THE REQUEST:
Skip the images and copy each record exactly as written.

RECORDS FOR THIS TASK:
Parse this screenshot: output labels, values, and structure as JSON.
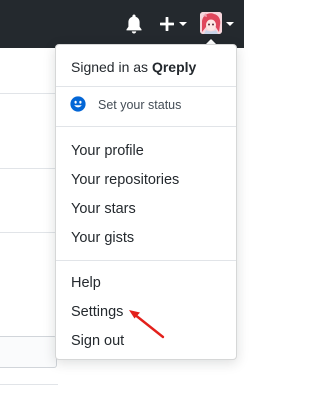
{
  "colors": {
    "header_bg": "#24292e",
    "status_icon": "#0366d6",
    "annotation_arrow": "#e3201b"
  },
  "header": {
    "notifications_icon": "bell-icon",
    "create_icon": "plus-icon",
    "avatar_icon": "user-avatar"
  },
  "dropdown": {
    "signed_in_prefix": "Signed in as",
    "username": "Qreply",
    "status_icon": "smiley-icon",
    "status_label": "Set your status",
    "profile_items": [
      "Your profile",
      "Your repositories",
      "Your stars",
      "Your gists"
    ],
    "account_items": [
      "Help",
      "Settings",
      "Sign out"
    ]
  },
  "annotation": {
    "icon": "red-arrow-pointing-at-settings"
  }
}
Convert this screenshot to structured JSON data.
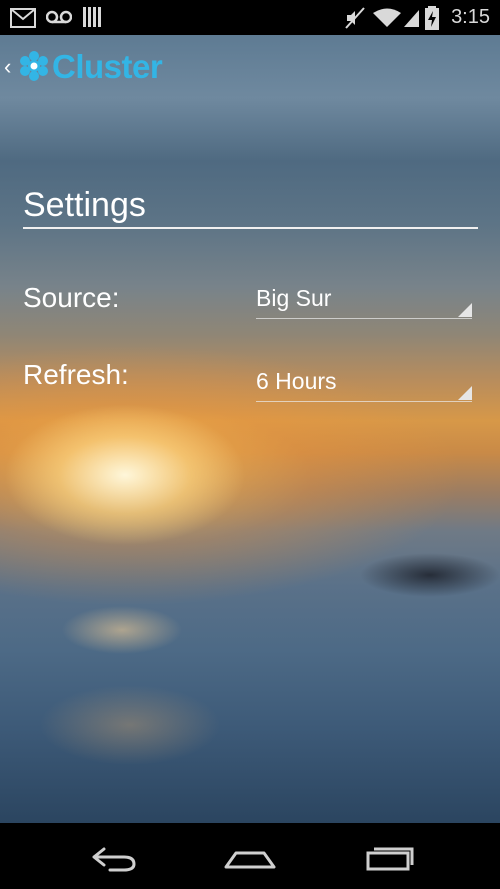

RESULT OF THE TASK:
Parse this screenshot: output labels, values, and structure as JSON.
{
  "colors": {
    "header_bg": "#24292e",
    "status_icon": "#0366d6",
    "annotation_arrow": "#e3201b"
  },
  "header": {
    "notifications_icon": "bell-icon",
    "create_icon": "plus-icon",
    "avatar_icon": "user-avatar"
  },
  "dropdown": {
    "signed_in_prefix": "Signed in as",
    "username": "Qreply",
    "status_icon": "smiley-icon",
    "status_label": "Set your status",
    "profile_items": [
      "Your profile",
      "Your repositories",
      "Your stars",
      "Your gists"
    ],
    "account_items": [
      "Help",
      "Settings",
      "Sign out"
    ]
  },
  "annotation": {
    "icon": "red-arrow-pointing-at-settings"
  }
}
Convert this screenshot to structured JSON data.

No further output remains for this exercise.